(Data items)
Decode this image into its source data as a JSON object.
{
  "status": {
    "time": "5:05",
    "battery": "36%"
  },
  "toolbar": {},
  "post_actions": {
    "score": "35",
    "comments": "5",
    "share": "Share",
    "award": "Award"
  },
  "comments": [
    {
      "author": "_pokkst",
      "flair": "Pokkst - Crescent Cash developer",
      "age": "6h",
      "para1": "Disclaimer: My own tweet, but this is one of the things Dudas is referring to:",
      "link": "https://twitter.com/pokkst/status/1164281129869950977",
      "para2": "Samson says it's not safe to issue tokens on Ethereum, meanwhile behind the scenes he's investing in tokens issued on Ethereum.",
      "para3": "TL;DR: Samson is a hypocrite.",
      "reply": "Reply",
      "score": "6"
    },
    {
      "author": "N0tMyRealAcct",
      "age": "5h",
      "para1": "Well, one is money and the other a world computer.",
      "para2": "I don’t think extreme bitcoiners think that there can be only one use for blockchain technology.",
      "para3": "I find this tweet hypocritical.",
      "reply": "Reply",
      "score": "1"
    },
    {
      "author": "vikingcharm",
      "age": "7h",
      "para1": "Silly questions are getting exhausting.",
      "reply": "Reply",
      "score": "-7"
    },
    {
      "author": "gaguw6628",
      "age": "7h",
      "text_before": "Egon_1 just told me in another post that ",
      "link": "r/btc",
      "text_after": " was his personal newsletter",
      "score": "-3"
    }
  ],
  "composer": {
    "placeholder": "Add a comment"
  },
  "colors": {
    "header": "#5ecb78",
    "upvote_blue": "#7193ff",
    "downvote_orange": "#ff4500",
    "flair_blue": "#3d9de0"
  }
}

...

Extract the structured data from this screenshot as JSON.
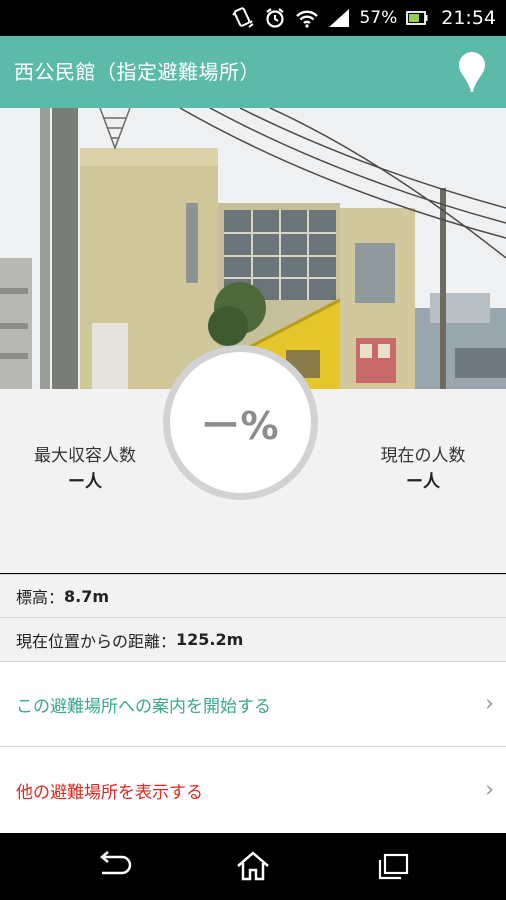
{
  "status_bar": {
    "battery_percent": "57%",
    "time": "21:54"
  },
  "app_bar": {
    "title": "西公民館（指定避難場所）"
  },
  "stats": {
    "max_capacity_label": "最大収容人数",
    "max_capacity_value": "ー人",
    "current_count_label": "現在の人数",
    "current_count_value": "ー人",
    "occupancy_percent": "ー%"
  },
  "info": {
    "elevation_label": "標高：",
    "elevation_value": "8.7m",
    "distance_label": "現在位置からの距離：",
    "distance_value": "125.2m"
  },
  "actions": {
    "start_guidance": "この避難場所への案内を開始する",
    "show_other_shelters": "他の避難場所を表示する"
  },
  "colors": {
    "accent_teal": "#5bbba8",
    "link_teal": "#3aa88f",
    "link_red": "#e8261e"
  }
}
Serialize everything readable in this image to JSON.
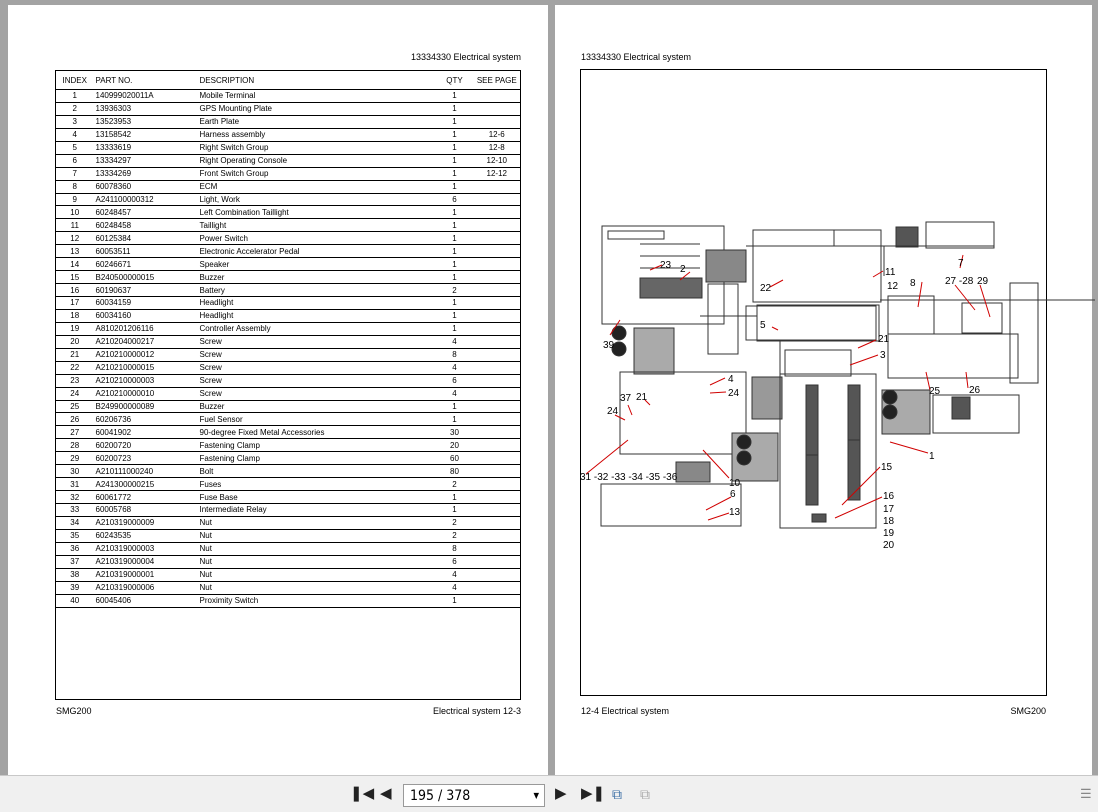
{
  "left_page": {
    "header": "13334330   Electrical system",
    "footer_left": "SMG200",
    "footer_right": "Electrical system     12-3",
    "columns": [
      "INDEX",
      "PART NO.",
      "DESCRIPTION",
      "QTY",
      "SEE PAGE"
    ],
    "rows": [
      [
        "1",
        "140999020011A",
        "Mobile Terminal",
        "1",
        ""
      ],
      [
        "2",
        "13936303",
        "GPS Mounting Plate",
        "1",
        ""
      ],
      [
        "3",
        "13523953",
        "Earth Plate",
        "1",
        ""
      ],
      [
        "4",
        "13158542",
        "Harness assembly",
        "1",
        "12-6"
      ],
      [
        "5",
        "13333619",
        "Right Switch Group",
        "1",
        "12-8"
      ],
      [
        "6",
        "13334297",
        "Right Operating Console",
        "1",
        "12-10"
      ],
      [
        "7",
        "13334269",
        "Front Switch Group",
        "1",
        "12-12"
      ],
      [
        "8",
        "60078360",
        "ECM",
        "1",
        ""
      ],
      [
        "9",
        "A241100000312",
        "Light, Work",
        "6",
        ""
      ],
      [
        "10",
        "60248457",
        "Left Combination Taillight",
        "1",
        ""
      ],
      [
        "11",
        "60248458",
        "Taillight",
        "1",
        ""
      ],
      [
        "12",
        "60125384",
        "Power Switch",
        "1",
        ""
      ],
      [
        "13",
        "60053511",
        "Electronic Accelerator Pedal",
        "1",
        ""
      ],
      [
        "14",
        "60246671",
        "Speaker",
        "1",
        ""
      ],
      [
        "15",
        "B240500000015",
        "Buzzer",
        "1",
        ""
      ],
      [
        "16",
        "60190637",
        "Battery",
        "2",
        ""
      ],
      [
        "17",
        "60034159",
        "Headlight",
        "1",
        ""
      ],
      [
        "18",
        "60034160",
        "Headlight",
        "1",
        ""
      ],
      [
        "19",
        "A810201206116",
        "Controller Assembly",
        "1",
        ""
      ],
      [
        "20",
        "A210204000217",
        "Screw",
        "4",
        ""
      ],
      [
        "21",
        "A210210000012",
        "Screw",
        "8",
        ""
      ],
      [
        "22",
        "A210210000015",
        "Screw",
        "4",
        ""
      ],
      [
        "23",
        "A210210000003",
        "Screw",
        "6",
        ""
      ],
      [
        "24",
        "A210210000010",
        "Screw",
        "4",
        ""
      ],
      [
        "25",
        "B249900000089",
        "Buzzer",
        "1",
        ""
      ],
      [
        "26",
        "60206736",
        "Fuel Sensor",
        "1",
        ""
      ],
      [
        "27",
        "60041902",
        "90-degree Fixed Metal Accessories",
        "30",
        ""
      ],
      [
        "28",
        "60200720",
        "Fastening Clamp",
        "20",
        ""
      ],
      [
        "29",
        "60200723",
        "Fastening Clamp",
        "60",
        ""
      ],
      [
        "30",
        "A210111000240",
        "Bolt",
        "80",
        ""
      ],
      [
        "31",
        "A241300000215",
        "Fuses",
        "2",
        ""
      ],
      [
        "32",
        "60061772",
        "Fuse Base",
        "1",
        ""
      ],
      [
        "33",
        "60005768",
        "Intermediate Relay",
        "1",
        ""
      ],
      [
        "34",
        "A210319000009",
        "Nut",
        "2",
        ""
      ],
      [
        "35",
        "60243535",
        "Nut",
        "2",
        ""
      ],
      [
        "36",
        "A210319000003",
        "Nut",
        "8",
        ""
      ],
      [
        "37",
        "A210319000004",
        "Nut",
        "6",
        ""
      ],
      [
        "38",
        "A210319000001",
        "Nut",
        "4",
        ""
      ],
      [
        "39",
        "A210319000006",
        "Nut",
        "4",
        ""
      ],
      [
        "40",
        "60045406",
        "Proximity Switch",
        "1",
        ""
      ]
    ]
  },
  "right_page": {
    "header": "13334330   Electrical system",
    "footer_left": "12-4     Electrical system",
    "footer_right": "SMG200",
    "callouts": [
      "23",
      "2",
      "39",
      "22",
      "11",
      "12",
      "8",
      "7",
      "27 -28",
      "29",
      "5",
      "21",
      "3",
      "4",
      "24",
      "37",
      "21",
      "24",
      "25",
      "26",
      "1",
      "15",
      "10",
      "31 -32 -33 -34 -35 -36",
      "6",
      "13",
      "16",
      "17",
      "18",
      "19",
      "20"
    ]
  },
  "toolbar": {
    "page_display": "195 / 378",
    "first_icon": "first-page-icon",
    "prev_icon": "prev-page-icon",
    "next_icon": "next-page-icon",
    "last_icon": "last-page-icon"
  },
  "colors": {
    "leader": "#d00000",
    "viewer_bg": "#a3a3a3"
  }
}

Aim =>
Write out every line from the entries where "that" appears.

Answer in full =>
      "para2": "I don’t think extreme bitcoiners think that there can be only one use for blockchain technology.",
      "text_before": "Egon_1 just told me in another post that ",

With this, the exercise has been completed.